Work to complete |
Copy out the data below verbatim.
··· Records provided ···
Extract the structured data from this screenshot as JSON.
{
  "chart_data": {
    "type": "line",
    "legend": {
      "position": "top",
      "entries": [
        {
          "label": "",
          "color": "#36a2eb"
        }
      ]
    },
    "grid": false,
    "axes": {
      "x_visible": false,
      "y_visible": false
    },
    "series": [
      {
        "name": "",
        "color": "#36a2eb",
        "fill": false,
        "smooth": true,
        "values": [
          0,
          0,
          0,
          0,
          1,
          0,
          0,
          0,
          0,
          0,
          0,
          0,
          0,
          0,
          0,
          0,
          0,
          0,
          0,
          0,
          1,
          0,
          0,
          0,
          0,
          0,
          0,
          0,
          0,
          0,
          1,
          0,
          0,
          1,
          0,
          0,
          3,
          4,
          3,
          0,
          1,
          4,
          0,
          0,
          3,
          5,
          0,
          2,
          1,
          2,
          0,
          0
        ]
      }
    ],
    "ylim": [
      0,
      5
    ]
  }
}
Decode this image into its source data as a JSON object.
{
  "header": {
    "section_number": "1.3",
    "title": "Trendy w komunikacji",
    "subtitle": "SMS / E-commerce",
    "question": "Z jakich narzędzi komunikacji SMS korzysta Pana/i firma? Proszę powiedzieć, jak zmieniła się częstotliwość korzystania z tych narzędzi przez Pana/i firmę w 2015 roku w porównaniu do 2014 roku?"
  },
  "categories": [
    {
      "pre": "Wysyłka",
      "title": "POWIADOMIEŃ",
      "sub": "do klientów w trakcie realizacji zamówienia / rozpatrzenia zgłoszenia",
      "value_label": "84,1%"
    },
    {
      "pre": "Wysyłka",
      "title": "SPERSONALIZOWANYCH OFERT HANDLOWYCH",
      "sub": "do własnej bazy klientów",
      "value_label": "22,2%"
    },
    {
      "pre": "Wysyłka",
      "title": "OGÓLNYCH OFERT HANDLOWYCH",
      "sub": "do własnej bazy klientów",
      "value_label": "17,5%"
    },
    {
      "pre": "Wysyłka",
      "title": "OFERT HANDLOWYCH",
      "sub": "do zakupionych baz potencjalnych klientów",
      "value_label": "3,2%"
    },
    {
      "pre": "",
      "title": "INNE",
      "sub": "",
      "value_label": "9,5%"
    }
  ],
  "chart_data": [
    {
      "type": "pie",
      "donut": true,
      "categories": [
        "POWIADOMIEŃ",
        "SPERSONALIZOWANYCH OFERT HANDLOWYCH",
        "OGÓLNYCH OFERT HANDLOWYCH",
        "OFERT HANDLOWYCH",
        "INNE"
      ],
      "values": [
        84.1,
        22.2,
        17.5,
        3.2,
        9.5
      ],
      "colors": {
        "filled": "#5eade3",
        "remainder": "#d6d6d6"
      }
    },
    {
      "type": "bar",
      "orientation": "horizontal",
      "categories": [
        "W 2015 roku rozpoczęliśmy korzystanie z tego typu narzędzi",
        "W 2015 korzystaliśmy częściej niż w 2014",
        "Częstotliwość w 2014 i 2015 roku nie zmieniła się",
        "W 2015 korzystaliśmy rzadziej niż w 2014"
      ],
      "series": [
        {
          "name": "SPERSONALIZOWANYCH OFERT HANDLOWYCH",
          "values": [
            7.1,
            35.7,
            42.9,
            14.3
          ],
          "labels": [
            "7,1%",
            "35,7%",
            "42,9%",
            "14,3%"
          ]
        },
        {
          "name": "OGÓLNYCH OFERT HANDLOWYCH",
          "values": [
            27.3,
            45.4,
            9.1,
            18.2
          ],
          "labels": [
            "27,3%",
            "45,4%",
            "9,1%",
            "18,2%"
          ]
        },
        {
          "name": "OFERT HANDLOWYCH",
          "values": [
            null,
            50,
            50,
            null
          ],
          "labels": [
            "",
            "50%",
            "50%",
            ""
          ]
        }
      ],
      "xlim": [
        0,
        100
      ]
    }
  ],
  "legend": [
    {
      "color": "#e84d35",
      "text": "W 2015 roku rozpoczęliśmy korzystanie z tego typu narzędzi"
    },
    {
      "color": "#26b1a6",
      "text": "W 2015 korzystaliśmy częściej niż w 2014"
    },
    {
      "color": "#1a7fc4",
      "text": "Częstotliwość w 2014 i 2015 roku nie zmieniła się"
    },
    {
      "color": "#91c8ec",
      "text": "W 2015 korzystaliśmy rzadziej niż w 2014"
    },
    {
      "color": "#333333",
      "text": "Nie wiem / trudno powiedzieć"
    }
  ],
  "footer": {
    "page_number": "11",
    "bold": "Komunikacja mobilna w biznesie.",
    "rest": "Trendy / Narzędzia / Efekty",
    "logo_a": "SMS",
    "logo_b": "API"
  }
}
···
Task output |
Extract the structured data from this screenshot as JSON.
{
  "chart_data": {
    "type": "line",
    "legend": {
      "position": "top",
      "entries": [
        {
          "label": "",
          "color": "#36a2eb"
        }
      ]
    },
    "grid": false,
    "axes": {
      "x_visible": false,
      "y_visible": false
    },
    "series": [
      {
        "name": "",
        "color": "#36a2eb",
        "fill": false,
        "smooth": true,
        "values": [
          0,
          0,
          0,
          0,
          1,
          0,
          0,
          0,
          0,
          0,
          0,
          0,
          0,
          0,
          0,
          0,
          0,
          0,
          0,
          0,
          1,
          0,
          0,
          0,
          0,
          0,
          0,
          0,
          0,
          0,
          1,
          0,
          0,
          1,
          0,
          0,
          3,
          4,
          3,
          0,
          1,
          4,
          0,
          0,
          3,
          5,
          0,
          2,
          1,
          2,
          0,
          0
        ]
      }
    ],
    "ylim": [
      0,
      5
    ]
  }
}
Decode this image into its source data as a JSON object.
{
  "header": {
    "section_number": "1.3",
    "title": "Trendy w komunikacji",
    "subtitle": "SMS / E-commerce",
    "question": "Z jakich narzędzi komunikacji SMS korzysta Pana/i firma? Proszę powiedzieć, jak zmieniła się częstotliwość korzystania z tych narzędzi przez Pana/i firmę w 2015 roku w porównaniu do 2014 roku?"
  },
  "categories": [
    {
      "pre": "Wysyłka",
      "title": "POWIADOMIEŃ",
      "sub": "do klientów w trakcie realizacji zamówienia / rozpatrzenia zgłoszenia",
      "value_label": "84,1%"
    },
    {
      "pre": "Wysyłka",
      "title": "SPERSONALIZOWANYCH OFERT HANDLOWYCH",
      "sub": "do własnej bazy klientów",
      "value_label": "22,2%"
    },
    {
      "pre": "Wysyłka",
      "title": "OGÓLNYCH OFERT HANDLOWYCH",
      "sub": "do własnej bazy klientów",
      "value_label": "17,5%"
    },
    {
      "pre": "Wysyłka",
      "title": "OFERT HANDLOWYCH",
      "sub": "do zakupionych baz potencjalnych klientów",
      "value_label": "3,2%"
    },
    {
      "pre": "",
      "title": "INNE",
      "sub": "",
      "value_label": "9,5%"
    }
  ],
  "chart_data": [
    {
      "type": "pie",
      "donut": true,
      "categories": [
        "POWIADOMIEŃ",
        "SPERSONALIZOWANYCH OFERT HANDLOWYCH",
        "OGÓLNYCH OFERT HANDLOWYCH",
        "OFERT HANDLOWYCH",
        "INNE"
      ],
      "values": [
        84.1,
        22.2,
        17.5,
        3.2,
        9.5
      ],
      "colors": {
        "filled": "#5eade3",
        "remainder": "#d6d6d6"
      }
    },
    {
      "type": "bar",
      "orientation": "horizontal",
      "categories": [
        "W 2015 roku rozpoczęliśmy korzystanie z tego typu narzędzi",
        "W 2015 korzystaliśmy częściej niż w 2014",
        "Częstotliwość w 2014 i 2015 roku nie zmieniła się",
        "W 2015 korzystaliśmy rzadziej niż w 2014"
      ],
      "series": [
        {
          "name": "SPERSONALIZOWANYCH OFERT HANDLOWYCH",
          "values": [
            7.1,
            35.7,
            42.9,
            14.3
          ],
          "labels": [
            "7,1%",
            "35,7%",
            "42,9%",
            "14,3%"
          ]
        },
        {
          "name": "OGÓLNYCH OFERT HANDLOWYCH",
          "values": [
            27.3,
            45.4,
            9.1,
            18.2
          ],
          "labels": [
            "27,3%",
            "45,4%",
            "9,1%",
            "18,2%"
          ]
        },
        {
          "name": "OFERT HANDLOWYCH",
          "values": [
            null,
            50,
            50,
            null
          ],
          "labels": [
            "",
            "50%",
            "50%",
            ""
          ]
        }
      ],
      "xlim": [
        0,
        100
      ]
    }
  ],
  "legend": [
    {
      "color": "#e84d35",
      "text": "W 2015 roku rozpoczęliśmy korzystanie z tego typu narzędzi"
    },
    {
      "color": "#26b1a6",
      "text": "W 2015 korzystaliśmy częściej niż w 2014"
    },
    {
      "color": "#1a7fc4",
      "text": "Częstotliwość w 2014 i 2015 roku nie zmieniła się"
    },
    {
      "color": "#91c8ec",
      "text": "W 2015 korzystaliśmy rzadziej niż w 2014"
    },
    {
      "color": "#333333",
      "text": "Nie wiem / trudno powiedzieć"
    }
  ],
  "footer": {
    "page_number": "11",
    "bold": "Komunikacja mobilna w biznesie.",
    "rest": "Trendy / Narzędzia / Efekty",
    "logo_a": "SMS",
    "logo_b": "API"
  }
}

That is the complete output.